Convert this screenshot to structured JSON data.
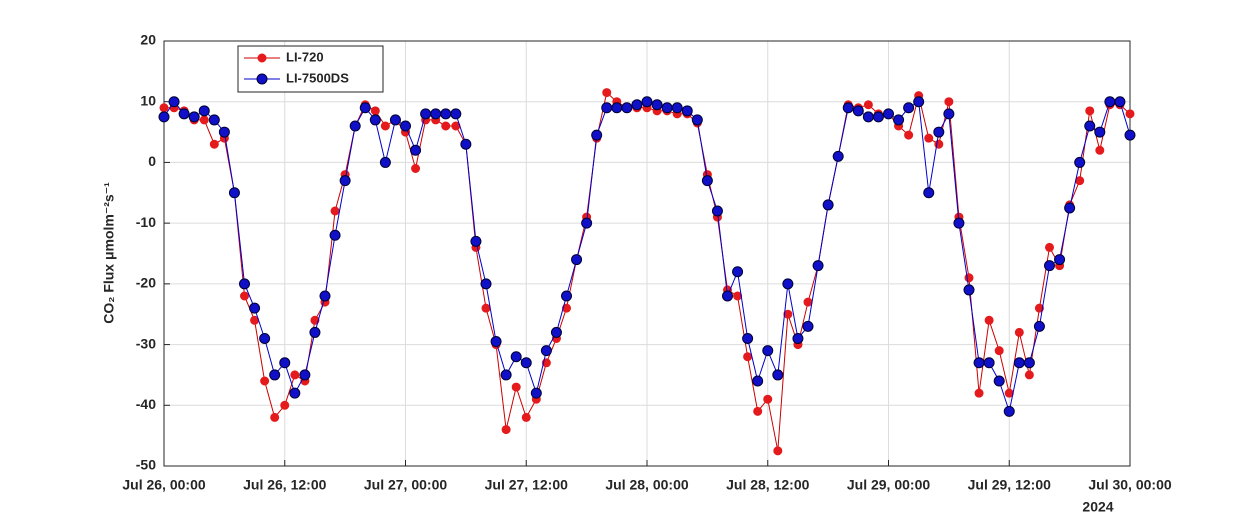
{
  "chart_data": {
    "type": "line",
    "ylabel": "CO₂ Flux μmolm⁻²s⁻¹",
    "x": [
      0,
      1,
      2,
      3,
      4,
      5,
      6,
      7,
      8,
      9,
      10,
      11,
      12,
      13,
      14,
      15,
      16,
      17,
      18,
      19,
      20,
      21,
      22,
      23,
      24,
      25,
      26,
      27,
      28,
      29,
      30,
      31,
      32,
      33,
      34,
      35,
      36,
      37,
      38,
      39,
      40,
      41,
      42,
      43,
      44,
      45,
      46,
      47,
      48,
      49,
      50,
      51,
      52,
      53,
      54,
      55,
      56,
      57,
      58,
      59,
      60,
      61,
      62,
      63,
      64,
      65,
      66,
      67,
      68,
      69,
      70,
      71,
      72,
      73,
      74,
      75,
      76,
      77,
      78,
      79,
      80,
      81,
      82,
      83,
      84,
      85,
      86,
      87,
      88,
      89,
      90,
      91,
      92,
      93,
      94,
      95,
      96
    ],
    "series": [
      {
        "name": "LI-720",
        "color": "#e41a1c",
        "line_color": "#cc0000",
        "values": [
          9,
          9,
          8.5,
          7,
          7,
          3,
          4,
          -5,
          -22,
          -26,
          -36,
          -42,
          -40,
          -35,
          -36,
          -26,
          -23,
          -8,
          -2,
          6,
          9.5,
          8.5,
          6,
          7,
          5,
          -1,
          7,
          7,
          6,
          6,
          3,
          -14,
          -24,
          -30,
          -44,
          -37,
          -42,
          -39,
          -33,
          -29,
          -24,
          -16,
          -9,
          4,
          11.5,
          10,
          9,
          9,
          9,
          8.5,
          8.5,
          8,
          8,
          6.5,
          -2,
          -9,
          -21,
          -22,
          -32,
          -41,
          -39,
          -47.5,
          -25,
          -30,
          -23,
          -17,
          -7,
          1,
          9.5,
          9,
          9.5,
          8,
          8,
          6,
          4.5,
          11,
          4,
          3,
          10,
          -9,
          -19,
          -38,
          -26,
          -31,
          -38,
          -28,
          -35,
          -24,
          -14,
          -17,
          -7,
          -3,
          8.5,
          2,
          9.5,
          9.5,
          8
        ]
      },
      {
        "name": "LI-7500DS",
        "color": "#1010c8",
        "line_color": "#0000cc",
        "values": [
          7.5,
          10,
          8,
          7.5,
          8.5,
          7,
          5,
          -5,
          -20,
          -24,
          -29,
          -35,
          -33,
          -38,
          -35,
          -28,
          -22,
          -12,
          -3,
          6,
          9,
          7,
          0,
          7,
          6,
          2,
          8,
          8,
          8,
          8,
          3,
          -13,
          -20,
          -29.5,
          -35,
          -32,
          -33,
          -38,
          -31,
          -28,
          -22,
          -16,
          -10,
          4.5,
          9,
          9,
          9,
          9.5,
          10,
          9.5,
          9,
          9,
          8.5,
          7,
          -3,
          -8,
          -22,
          -18,
          -29,
          -36,
          -31,
          -35,
          -20,
          -29,
          -27,
          -17,
          -7,
          1,
          9,
          8.5,
          7.5,
          7.5,
          8,
          7,
          9,
          10,
          -5,
          5,
          8,
          -10,
          -21,
          -33,
          -33,
          -36,
          -41,
          -33,
          -33,
          -27,
          -17,
          -16,
          -7.5,
          0,
          6,
          5,
          10,
          10,
          4.5
        ]
      }
    ],
    "xlim": [
      0,
      96
    ],
    "xticks": [
      {
        "value": 0,
        "label": "Jul 26, 00:00"
      },
      {
        "value": 12,
        "label": "Jul 26, 12:00"
      },
      {
        "value": 24,
        "label": "Jul 27, 00:00"
      },
      {
        "value": 36,
        "label": "Jul 27, 12:00"
      },
      {
        "value": 48,
        "label": "Jul 28, 00:00"
      },
      {
        "value": 60,
        "label": "Jul 28, 12:00"
      },
      {
        "value": 72,
        "label": "Jul 29, 00:00"
      },
      {
        "value": 84,
        "label": "Jul 29, 12:00"
      },
      {
        "value": 96,
        "label": "Jul 30, 00:00"
      }
    ],
    "x_secondary_label": "2024",
    "ylim": [
      -50,
      20
    ],
    "yticks": [
      -50,
      -40,
      -30,
      -20,
      -10,
      0,
      10,
      20
    ],
    "grid": true,
    "legend": "northwest"
  }
}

---*---

● **SHORT EXERCISE**
Pictures in the records above are left out; print everything else exactly as written.

● **EXERCISE ANSWER**
Convert this screenshot to structured JSON data.
{
  "chart_data": {
    "type": "line",
    "ylabel": "CO₂ Flux μmolm⁻²s⁻¹",
    "x": [
      0,
      1,
      2,
      3,
      4,
      5,
      6,
      7,
      8,
      9,
      10,
      11,
      12,
      13,
      14,
      15,
      16,
      17,
      18,
      19,
      20,
      21,
      22,
      23,
      24,
      25,
      26,
      27,
      28,
      29,
      30,
      31,
      32,
      33,
      34,
      35,
      36,
      37,
      38,
      39,
      40,
      41,
      42,
      43,
      44,
      45,
      46,
      47,
      48,
      49,
      50,
      51,
      52,
      53,
      54,
      55,
      56,
      57,
      58,
      59,
      60,
      61,
      62,
      63,
      64,
      65,
      66,
      67,
      68,
      69,
      70,
      71,
      72,
      73,
      74,
      75,
      76,
      77,
      78,
      79,
      80,
      81,
      82,
      83,
      84,
      85,
      86,
      87,
      88,
      89,
      90,
      91,
      92,
      93,
      94,
      95,
      96
    ],
    "series": [
      {
        "name": "LI-720",
        "color": "#e41a1c",
        "line_color": "#cc0000",
        "values": [
          9,
          9,
          8.5,
          7,
          7,
          3,
          4,
          -5,
          -22,
          -26,
          -36,
          -42,
          -40,
          -35,
          -36,
          -26,
          -23,
          -8,
          -2,
          6,
          9.5,
          8.5,
          6,
          7,
          5,
          -1,
          7,
          7,
          6,
          6,
          3,
          -14,
          -24,
          -30,
          -44,
          -37,
          -42,
          -39,
          -33,
          -29,
          -24,
          -16,
          -9,
          4,
          11.5,
          10,
          9,
          9,
          9,
          8.5,
          8.5,
          8,
          8,
          6.5,
          -2,
          -9,
          -21,
          -22,
          -32,
          -41,
          -39,
          -47.5,
          -25,
          -30,
          -23,
          -17,
          -7,
          1,
          9.5,
          9,
          9.5,
          8,
          8,
          6,
          4.5,
          11,
          4,
          3,
          10,
          -9,
          -19,
          -38,
          -26,
          -31,
          -38,
          -28,
          -35,
          -24,
          -14,
          -17,
          -7,
          -3,
          8.5,
          2,
          9.5,
          9.5,
          8
        ]
      },
      {
        "name": "LI-7500DS",
        "color": "#1010c8",
        "line_color": "#0000cc",
        "values": [
          7.5,
          10,
          8,
          7.5,
          8.5,
          7,
          5,
          -5,
          -20,
          -24,
          -29,
          -35,
          -33,
          -38,
          -35,
          -28,
          -22,
          -12,
          -3,
          6,
          9,
          7,
          0,
          7,
          6,
          2,
          8,
          8,
          8,
          8,
          3,
          -13,
          -20,
          -29.5,
          -35,
          -32,
          -33,
          -38,
          -31,
          -28,
          -22,
          -16,
          -10,
          4.5,
          9,
          9,
          9,
          9.5,
          10,
          9.5,
          9,
          9,
          8.5,
          7,
          -3,
          -8,
          -22,
          -18,
          -29,
          -36,
          -31,
          -35,
          -20,
          -29,
          -27,
          -17,
          -7,
          1,
          9,
          8.5,
          7.5,
          7.5,
          8,
          7,
          9,
          10,
          -5,
          5,
          8,
          -10,
          -21,
          -33,
          -33,
          -36,
          -41,
          -33,
          -33,
          -27,
          -17,
          -16,
          -7.5,
          0,
          6,
          5,
          10,
          10,
          4.5
        ]
      }
    ],
    "xlim": [
      0,
      96
    ],
    "xticks": [
      {
        "value": 0,
        "label": "Jul 26, 00:00"
      },
      {
        "value": 12,
        "label": "Jul 26, 12:00"
      },
      {
        "value": 24,
        "label": "Jul 27, 00:00"
      },
      {
        "value": 36,
        "label": "Jul 27, 12:00"
      },
      {
        "value": 48,
        "label": "Jul 28, 00:00"
      },
      {
        "value": 60,
        "label": "Jul 28, 12:00"
      },
      {
        "value": 72,
        "label": "Jul 29, 00:00"
      },
      {
        "value": 84,
        "label": "Jul 29, 12:00"
      },
      {
        "value": 96,
        "label": "Jul 30, 00:00"
      }
    ],
    "x_secondary_label": "2024",
    "ylim": [
      -50,
      20
    ],
    "yticks": [
      -50,
      -40,
      -30,
      -20,
      -10,
      0,
      10,
      20
    ],
    "grid": true,
    "legend": "northwest"
  }
}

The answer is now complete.